• To do:
1: In the forum thread, condense the paragraph that begins "The problem is that when you post" into a single shorter sentence that keeps its main facts.
2: Which chip model numbers beginning with "TA" does the forum thread mention? Give each one once.
3: Reproduce the forum thread word for word from "After receiving the" to "french and english.".

• Extracted text:
* * * *

It's kind of suspicious that this patrick bateman has only one post on head-fi and it is this glowing review. This exact same "review" is posted on at least a dozen other websites devoted to audio, even a few in other languages. Seems to me this is a feeble attempt at marketing.

 This little T-amp looks like it could be a pretty good deal. However, a search of Head Fi suggests that Hlly has been a bit difficult for people to deal with. I'd be concerned about reliability.


----------



## dBel84

Is it only me who is left wondering what this has to do with *HEAD* Fi ? There are plenty of forums to review speaker amps and the DIY forum is not the place. 

 The amp is a shocking commercialization of 41Hz AMP6. No new revelations and it is OK as an amp, not earth shattering. 

 (gets off soap box) that'll be all ..dB


----------



## patrick_bateman

Katysax> I can explain. 

 I bought this amp cause i wanted to give a try to the TA2020, i have no link with HLLY, i'm just a customer.

 After receiving the amplifier, the seller and i discussed by mail. 
 I told the guy that his product is great but that i couldn't find any review about it.
 I told him that i was going to make a good review of it cause i think the amplifier is good and deserves that, nothing more.

 There are two reviews, in french and english. 

 By the way, i'm a long time lurker on head-fi and a well known forumer on the biggest french hifi forum hcfr.

 And i think you're going to get more reviews from me, cause i just ordered some more stuff from HLLY who made me a good price on TA2022 and TA2024. 

 Now, maybe this is not the best place to post this review- sorry if it is so- i thought it could interest DIY people.

 And i usually don't do review, cause when i do, i try to do it well and it takes time, so i usually post it on different forums.

 Nothing suspicious here and you can notice that my point of view is not shockingly different from others people who tried the TA2020: this chipset is great.

 Now, if you think that i shouldn't post reviews about tripath chipsets in this forum, just let me know.

 Thank you.


----------



## Katysax

Patrick,

 It's OK to post about non-headphone amps in the accessories section. For the most part though people are reading this forum for info about headphones and headphone amps - not desktop T-Amps even though many of the people here have some interest in them. 

 The problem is that when you post a detailed review as your first post and you post it on several other audio forums at the same time it looks like an attempt to get free advertising. 

 And, although your English is really outstanding, the syntax that you use is clearly that of a non-native speaker. This furthers the impression that it is a "plant" from the manufacturer. 

 This is not to discourage you from sharing your opinions, just that when the very first post is a breathless account of a an amp you find wonderful, and the same post appears on a number of other sites, it strains credulity.


----------



## patrick_bateman

Yes i knew it was probably going to appear as spam, but i told myself that i would be here to explain that it isn't. 

 Next time i'll post in the accessories section.

 And i'll try to improve my syntax.


----------

* * * *

Extracted records

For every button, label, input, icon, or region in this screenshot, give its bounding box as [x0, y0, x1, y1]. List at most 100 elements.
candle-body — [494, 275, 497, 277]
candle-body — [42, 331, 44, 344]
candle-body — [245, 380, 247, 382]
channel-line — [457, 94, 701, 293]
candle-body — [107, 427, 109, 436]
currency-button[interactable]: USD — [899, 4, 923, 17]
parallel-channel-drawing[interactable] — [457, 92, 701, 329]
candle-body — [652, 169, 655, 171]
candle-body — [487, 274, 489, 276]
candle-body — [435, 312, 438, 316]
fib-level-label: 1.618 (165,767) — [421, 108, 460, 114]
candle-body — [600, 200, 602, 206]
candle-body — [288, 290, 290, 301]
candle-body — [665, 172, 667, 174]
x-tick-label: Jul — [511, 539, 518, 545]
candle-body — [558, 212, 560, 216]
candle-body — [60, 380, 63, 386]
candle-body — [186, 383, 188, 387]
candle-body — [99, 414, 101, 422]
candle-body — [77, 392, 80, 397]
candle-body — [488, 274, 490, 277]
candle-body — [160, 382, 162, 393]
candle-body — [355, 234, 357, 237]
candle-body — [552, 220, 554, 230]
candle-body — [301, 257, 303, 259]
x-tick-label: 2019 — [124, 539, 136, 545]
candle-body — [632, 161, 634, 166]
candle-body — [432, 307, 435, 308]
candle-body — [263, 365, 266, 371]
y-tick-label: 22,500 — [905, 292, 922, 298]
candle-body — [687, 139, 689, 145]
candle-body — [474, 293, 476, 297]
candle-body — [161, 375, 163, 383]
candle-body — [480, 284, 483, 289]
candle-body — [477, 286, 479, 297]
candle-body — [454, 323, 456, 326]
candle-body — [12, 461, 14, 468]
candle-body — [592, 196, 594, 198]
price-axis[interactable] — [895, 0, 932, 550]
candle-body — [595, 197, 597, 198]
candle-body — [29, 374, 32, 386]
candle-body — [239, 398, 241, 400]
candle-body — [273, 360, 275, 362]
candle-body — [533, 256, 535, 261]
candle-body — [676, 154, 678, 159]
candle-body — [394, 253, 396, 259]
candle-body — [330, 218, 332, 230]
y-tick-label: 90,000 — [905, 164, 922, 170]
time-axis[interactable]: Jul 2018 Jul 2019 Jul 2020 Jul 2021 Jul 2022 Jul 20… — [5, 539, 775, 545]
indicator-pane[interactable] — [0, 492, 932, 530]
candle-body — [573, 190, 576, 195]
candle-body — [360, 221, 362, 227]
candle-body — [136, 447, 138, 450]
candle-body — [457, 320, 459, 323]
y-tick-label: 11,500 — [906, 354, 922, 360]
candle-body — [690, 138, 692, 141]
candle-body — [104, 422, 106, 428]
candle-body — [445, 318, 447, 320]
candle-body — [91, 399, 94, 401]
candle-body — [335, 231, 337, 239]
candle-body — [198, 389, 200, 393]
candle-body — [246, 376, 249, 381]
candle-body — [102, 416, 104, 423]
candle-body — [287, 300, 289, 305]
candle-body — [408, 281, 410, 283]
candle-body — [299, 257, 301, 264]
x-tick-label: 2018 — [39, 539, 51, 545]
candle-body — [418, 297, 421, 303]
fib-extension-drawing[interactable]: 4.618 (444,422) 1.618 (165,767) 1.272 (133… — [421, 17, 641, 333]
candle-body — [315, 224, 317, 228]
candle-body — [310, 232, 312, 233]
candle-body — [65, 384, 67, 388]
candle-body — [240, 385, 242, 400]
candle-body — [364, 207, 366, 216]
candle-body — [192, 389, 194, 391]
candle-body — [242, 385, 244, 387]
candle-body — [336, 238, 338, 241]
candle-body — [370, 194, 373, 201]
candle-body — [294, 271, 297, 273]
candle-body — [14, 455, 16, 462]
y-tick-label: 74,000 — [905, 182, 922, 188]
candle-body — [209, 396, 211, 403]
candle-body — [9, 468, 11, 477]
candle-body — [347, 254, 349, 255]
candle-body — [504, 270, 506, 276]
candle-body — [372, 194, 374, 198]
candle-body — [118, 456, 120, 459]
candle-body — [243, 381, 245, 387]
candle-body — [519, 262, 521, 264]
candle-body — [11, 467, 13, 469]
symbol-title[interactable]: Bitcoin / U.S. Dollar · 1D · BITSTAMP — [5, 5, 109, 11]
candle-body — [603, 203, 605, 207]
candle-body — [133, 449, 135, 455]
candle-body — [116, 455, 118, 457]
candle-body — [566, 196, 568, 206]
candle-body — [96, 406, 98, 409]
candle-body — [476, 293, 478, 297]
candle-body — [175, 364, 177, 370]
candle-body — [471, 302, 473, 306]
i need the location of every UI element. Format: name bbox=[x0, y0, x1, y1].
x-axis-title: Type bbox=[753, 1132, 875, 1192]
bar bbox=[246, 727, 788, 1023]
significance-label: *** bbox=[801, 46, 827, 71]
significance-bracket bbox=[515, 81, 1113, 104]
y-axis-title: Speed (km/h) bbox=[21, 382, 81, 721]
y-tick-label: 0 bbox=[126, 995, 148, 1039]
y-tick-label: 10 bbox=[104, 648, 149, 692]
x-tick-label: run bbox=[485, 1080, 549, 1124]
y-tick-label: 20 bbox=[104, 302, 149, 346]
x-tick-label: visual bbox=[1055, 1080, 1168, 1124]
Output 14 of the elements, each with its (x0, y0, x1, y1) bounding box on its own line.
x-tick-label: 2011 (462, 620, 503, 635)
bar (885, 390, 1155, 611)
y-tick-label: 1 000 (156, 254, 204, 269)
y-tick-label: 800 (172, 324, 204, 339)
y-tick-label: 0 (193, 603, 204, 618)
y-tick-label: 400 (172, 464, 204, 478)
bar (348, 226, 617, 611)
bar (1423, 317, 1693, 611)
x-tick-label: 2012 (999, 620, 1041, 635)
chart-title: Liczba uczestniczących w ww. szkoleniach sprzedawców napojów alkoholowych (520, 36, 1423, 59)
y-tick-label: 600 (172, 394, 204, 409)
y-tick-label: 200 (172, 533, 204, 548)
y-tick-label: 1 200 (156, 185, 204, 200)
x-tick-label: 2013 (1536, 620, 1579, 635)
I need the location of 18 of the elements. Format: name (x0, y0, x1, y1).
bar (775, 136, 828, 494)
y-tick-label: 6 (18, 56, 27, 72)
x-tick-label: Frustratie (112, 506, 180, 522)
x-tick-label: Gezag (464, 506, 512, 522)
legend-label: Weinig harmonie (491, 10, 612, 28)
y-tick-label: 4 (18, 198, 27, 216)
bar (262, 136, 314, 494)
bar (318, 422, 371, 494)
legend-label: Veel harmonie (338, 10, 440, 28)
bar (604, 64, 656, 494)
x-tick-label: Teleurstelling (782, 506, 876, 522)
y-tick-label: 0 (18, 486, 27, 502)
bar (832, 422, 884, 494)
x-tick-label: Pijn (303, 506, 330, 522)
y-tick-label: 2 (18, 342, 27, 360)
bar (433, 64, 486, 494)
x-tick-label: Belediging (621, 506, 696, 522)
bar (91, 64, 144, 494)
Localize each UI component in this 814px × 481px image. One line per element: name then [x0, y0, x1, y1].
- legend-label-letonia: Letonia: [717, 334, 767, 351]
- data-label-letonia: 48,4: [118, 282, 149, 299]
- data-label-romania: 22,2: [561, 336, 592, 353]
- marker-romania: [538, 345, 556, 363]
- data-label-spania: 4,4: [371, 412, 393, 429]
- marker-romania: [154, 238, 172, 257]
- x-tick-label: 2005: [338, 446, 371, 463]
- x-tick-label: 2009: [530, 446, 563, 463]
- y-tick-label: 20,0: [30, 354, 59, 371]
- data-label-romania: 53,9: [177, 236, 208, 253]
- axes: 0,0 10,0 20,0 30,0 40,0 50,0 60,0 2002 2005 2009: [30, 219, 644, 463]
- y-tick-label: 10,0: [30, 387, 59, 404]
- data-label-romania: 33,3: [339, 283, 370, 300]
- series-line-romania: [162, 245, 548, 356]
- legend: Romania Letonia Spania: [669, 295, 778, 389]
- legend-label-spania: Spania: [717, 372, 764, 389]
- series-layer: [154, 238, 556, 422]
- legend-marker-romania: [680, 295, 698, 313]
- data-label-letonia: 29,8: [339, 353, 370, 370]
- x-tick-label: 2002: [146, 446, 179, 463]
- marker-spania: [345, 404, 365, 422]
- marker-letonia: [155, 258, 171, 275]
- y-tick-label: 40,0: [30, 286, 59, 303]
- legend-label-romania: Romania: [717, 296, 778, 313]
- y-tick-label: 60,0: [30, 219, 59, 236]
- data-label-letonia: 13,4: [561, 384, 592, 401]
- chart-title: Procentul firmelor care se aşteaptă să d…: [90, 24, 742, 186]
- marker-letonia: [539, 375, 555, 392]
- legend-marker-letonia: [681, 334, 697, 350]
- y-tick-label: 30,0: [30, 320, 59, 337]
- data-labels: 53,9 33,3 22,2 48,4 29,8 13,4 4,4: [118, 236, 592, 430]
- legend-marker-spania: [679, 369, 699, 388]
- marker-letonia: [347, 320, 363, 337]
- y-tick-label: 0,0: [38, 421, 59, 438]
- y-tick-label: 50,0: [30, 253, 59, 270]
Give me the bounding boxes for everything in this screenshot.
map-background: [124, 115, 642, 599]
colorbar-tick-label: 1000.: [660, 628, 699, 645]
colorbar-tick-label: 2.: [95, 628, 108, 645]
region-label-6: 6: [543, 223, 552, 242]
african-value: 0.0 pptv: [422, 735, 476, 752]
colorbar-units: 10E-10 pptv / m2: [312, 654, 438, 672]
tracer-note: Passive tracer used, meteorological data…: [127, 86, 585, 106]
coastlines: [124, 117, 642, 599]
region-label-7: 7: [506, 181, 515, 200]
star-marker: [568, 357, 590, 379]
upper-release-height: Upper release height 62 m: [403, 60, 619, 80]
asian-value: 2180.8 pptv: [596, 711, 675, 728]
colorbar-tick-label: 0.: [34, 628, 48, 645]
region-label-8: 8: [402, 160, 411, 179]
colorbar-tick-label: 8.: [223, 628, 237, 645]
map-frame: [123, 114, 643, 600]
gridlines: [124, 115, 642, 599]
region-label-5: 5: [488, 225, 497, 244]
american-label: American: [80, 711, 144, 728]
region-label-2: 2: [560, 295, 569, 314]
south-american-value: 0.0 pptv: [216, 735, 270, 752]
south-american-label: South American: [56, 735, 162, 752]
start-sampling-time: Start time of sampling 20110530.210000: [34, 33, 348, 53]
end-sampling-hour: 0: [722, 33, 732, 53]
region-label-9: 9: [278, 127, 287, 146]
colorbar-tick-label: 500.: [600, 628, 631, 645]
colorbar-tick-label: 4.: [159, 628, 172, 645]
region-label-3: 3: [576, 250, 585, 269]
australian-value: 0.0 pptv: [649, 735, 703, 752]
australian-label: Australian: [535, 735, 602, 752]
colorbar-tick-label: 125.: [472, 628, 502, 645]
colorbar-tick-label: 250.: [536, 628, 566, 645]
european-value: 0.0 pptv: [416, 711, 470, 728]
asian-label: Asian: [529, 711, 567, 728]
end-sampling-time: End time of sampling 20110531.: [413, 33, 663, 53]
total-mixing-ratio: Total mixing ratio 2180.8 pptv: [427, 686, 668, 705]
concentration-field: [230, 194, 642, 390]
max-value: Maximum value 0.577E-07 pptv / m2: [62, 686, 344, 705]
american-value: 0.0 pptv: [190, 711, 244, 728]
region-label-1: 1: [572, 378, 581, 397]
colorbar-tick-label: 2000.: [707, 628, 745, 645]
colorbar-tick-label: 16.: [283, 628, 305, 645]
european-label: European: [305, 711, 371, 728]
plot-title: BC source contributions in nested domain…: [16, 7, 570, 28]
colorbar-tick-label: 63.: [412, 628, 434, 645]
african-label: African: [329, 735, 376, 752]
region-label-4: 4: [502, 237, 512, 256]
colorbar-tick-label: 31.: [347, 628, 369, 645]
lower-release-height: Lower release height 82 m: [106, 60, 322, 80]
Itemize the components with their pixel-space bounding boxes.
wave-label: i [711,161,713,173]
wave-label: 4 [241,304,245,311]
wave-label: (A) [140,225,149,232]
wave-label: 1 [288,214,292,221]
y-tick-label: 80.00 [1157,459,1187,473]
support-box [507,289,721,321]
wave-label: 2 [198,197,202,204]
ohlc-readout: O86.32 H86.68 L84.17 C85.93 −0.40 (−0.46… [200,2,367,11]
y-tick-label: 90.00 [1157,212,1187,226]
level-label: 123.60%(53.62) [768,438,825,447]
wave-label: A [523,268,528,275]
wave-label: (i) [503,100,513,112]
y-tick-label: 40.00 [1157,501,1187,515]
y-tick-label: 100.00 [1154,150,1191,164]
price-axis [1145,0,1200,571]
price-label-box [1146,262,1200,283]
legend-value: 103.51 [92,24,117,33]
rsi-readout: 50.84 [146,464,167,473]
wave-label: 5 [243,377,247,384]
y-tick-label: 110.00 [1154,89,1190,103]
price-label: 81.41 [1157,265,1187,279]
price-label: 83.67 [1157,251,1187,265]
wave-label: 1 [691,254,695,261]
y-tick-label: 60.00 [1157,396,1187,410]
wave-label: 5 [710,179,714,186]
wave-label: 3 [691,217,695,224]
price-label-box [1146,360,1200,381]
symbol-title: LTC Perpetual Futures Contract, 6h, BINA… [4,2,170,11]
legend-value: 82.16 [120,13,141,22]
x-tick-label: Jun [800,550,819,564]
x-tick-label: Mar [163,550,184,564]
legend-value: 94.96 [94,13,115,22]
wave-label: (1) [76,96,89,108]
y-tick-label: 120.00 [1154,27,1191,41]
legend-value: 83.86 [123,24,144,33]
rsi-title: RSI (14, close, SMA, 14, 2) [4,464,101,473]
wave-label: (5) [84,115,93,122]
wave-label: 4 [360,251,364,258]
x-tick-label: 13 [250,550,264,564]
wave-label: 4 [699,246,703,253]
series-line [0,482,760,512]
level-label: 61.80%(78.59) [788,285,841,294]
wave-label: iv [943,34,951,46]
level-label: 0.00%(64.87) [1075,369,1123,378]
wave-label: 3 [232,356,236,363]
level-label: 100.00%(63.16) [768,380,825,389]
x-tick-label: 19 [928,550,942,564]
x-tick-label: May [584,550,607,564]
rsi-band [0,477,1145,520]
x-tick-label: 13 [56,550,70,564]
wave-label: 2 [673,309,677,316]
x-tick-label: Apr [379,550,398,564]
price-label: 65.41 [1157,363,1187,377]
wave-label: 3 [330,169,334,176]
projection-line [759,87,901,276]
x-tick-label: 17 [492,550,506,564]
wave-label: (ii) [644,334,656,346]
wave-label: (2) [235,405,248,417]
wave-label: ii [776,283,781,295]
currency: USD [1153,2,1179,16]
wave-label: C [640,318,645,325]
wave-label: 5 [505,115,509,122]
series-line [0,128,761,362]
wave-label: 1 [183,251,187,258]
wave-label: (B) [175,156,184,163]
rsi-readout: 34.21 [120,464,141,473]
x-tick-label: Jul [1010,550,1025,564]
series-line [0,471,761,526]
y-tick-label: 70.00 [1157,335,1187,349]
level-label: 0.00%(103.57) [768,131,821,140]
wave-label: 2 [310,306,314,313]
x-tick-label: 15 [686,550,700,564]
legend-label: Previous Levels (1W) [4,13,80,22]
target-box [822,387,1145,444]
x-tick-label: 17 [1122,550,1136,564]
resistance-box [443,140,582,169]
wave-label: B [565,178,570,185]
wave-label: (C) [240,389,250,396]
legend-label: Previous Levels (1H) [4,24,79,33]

* * * *

• Solution set:
1: Posting a detailed review as a first post, and on several other audio forums at once, looks like an attempt to get free advertising.

2: TA2020, TA2022, TA2024

3:
After receiving the amplifier, the seller and i discussed by mail. 
 I told the guy that his product is great but that i couldn't find any review about it.
 I told him that i was going to make a good review of it cause i think the amplifier is good and deserves that, nothing more.

 There are two reviews, in french and english.